>> BEGIN SUPPLIED ENTRIES

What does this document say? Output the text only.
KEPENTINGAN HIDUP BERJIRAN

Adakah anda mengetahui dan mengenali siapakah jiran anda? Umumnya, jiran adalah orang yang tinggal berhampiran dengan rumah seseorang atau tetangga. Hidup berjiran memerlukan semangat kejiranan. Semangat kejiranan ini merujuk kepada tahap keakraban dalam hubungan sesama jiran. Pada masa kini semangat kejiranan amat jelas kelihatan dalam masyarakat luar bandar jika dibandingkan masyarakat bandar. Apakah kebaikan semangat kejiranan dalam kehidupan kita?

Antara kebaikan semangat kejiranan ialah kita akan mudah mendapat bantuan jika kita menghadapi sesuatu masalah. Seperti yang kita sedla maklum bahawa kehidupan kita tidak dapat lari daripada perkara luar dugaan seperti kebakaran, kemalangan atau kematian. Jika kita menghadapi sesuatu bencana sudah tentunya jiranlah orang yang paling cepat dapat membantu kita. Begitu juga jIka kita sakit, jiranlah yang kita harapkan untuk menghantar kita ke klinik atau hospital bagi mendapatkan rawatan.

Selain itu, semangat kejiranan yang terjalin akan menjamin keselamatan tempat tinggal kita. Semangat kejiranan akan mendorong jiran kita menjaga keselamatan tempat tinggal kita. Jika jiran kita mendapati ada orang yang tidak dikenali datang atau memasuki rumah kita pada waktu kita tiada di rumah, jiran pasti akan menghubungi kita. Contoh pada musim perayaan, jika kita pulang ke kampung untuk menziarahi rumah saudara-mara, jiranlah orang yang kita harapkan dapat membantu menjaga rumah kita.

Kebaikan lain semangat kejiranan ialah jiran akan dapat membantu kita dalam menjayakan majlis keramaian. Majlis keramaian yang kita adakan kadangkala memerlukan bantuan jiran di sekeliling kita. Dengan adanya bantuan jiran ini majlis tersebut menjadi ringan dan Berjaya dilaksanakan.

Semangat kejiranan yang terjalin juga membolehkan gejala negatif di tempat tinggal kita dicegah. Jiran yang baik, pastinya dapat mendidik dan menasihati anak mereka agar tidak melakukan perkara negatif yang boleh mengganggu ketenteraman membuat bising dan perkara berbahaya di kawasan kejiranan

>> END SUPPLIED ENTRIES

**WRITTEN INSTRUCTION:** Reproduce all the data word for word.

**CORRECT OUTPUT:**
What does this document say? Output the text only.
KEPENTINGAN HIDUP BERJIRAN

Adakah anda mengetahui dan mengenali siapakah jiran anda? Umumnya, jiran adalah orang yang tinggal berhampiran dengan rumah seseorang atau tetangga. Hidup berjiran memerlukan semangat kejiranan. Semangat kejiranan ini merujuk kepada tahap keakraban dalam hubungan sesama jiran. Pada masa kini semangat kejiranan amat jelas kelihatan dalam masyarakat luar bandar jika dibandingkan masyarakat bandar. Apakah kebaikan semangat kejiranan dalam kehidupan kita?

Antara kebaikan semangat kejiranan ialah kita akan mudah mendapat bantuan jika kita menghadapi sesuatu masalah. Seperti yang kita sedla maklum bahawa kehidupan kita tidak dapat lari daripada perkara luar dugaan seperti kebakaran, kemalangan atau kematian. Jika kita menghadapi sesuatu bencana sudah tentunya jiranlah orang yang paling cepat dapat membantu kita. Begitu juga jIka kita sakit, jiranlah yang kita harapkan untuk menghantar kita ke klinik atau hospital bagi mendapatkan rawatan.

Selain itu, semangat kejiranan yang terjalin akan menjamin keselamatan tempat tinggal kita. Semangat kejiranan akan mendorong jiran kita menjaga keselamatan tempat tinggal kita. Jika jiran kita mendapati ada orang yang tidak dikenali datang atau memasuki rumah kita pada waktu kita tiada di rumah, jiran pasti akan menghubungi kita. Contoh pada musim perayaan, jika kita pulang ke kampung untuk menziarahi rumah saudara-mara, jiranlah orang yang kita harapkan dapat membantu menjaga rumah kita.

Kebaikan lain semangat kejiranan ialah jiran akan dapat membantu kita dalam menjayakan majlis keramaian. Majlis keramaian yang kita adakan kadangkala memerlukan bantuan jiran di sekeliling kita. Dengan adanya bantuan jiran ini majlis tersebut menjadi ringan dan Berjaya dilaksanakan.

Semangat kejiranan yang terjalin juga membolehkan gejala negatif di tempat tinggal kita dicegah. Jiran yang baik, pastinya dapat mendidik dan menasihati anak mereka agar tidak melakukan perkara negatif yang boleh mengganggu ketenteraman membuat bising dan perkara berbahaya di kawasan kejiranan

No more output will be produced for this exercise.